The exercise
Note each line of the listing that contains the string "color", and copy it.

Materials provided

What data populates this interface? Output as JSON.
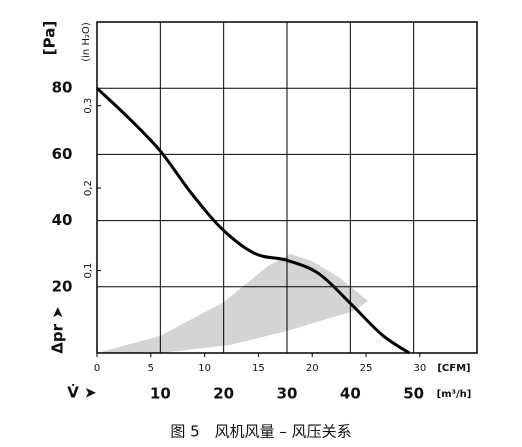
{
  "chart_data": {
    "type": "line",
    "x": [
      0,
      5,
      10,
      15,
      20,
      25,
      30,
      35,
      40,
      45,
      49.3
    ],
    "series": [
      {
        "color": "#000000",
        "values": [
          80,
          71,
          61,
          48,
          37,
          30,
          28,
          24,
          15,
          5.5,
          0
        ]
      }
    ],
    "xlim": [
      0,
      60
    ],
    "xticks": [
      10,
      20,
      30,
      40,
      50
    ],
    "xlabel": "[m³/h]",
    "xarrow": "V̇ ➤",
    "ylim": [
      0,
      100
    ],
    "yticks": [
      20,
      40,
      60,
      80
    ],
    "ylabel": "[Pa]",
    "yarrow": "Δpr ➤",
    "x2lim": [
      0,
      35.31
    ],
    "x2ticks": [
      0,
      5,
      10,
      15,
      20,
      25,
      30
    ],
    "x2label": "[CFM]",
    "y2lim": [
      0,
      0.4015
    ],
    "y2ticks": [
      {
        "value": 0.1,
        "label": "0,1"
      },
      {
        "value": 0.2,
        "label": "0,2"
      },
      {
        "value": 0.3,
        "label": "0,3"
      }
    ],
    "y2label": "(in H₂O)",
    "grid": true,
    "caption": "图 5　风机风量 – 风压关系"
  }
}
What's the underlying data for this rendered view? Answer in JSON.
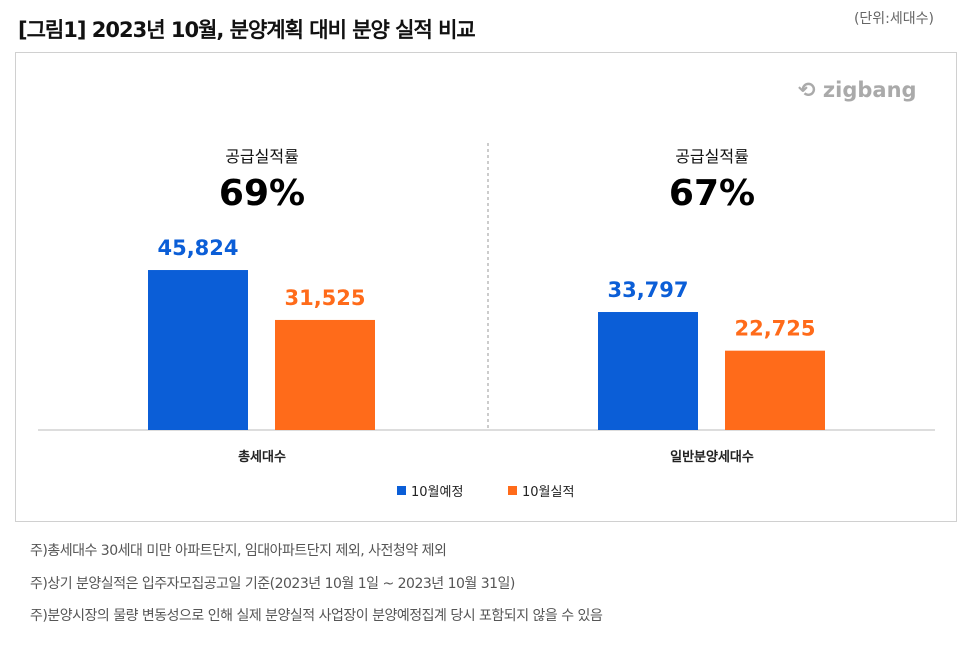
{
  "title": "[그림1] 2023년 10월, 분양계획 대비 분양 실적 비교",
  "unit": "(단위:세대수)",
  "logo": "zigbang",
  "notes": [
    "주)총세대수 30세대 미만 아파트단지, 임대아파트단지 제외, 사전청약 제외",
    "주)상기 분양실적은 입주자모집공고일 기준(2023년 10월 1일 ~ 2023년 10월 31일)",
    "주)분양시장의 물량 변동성으로 인해 실제 분양실적 사업장이 분양예정집계 당시 포함되지 않을 수 있음"
  ],
  "chart_data": {
    "type": "bar",
    "title": "[그림1] 2023년 10월, 분양계획 대비 분양 실적 비교",
    "categories": [
      "총세대수",
      "일반분양세대수"
    ],
    "series": [
      {
        "name": "10월예정",
        "color": "#0b5ed7",
        "values": [
          45824,
          33797
        ],
        "labels": [
          "45,824",
          "33,797"
        ]
      },
      {
        "name": "10월실적",
        "color": "#ff6b1a",
        "values": [
          31525,
          22725
        ],
        "labels": [
          "31,525",
          "22,725"
        ]
      }
    ],
    "annotations": [
      {
        "label": "공급실적률",
        "value": "69%"
      },
      {
        "label": "공급실적률",
        "value": "67%"
      }
    ],
    "ylim": [
      0,
      55000
    ],
    "grid": false,
    "legend": "bottom"
  }
}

Task response
        "color": "#000000",
        "color": "#0b5ed7",
        "color": "#ff6b1a",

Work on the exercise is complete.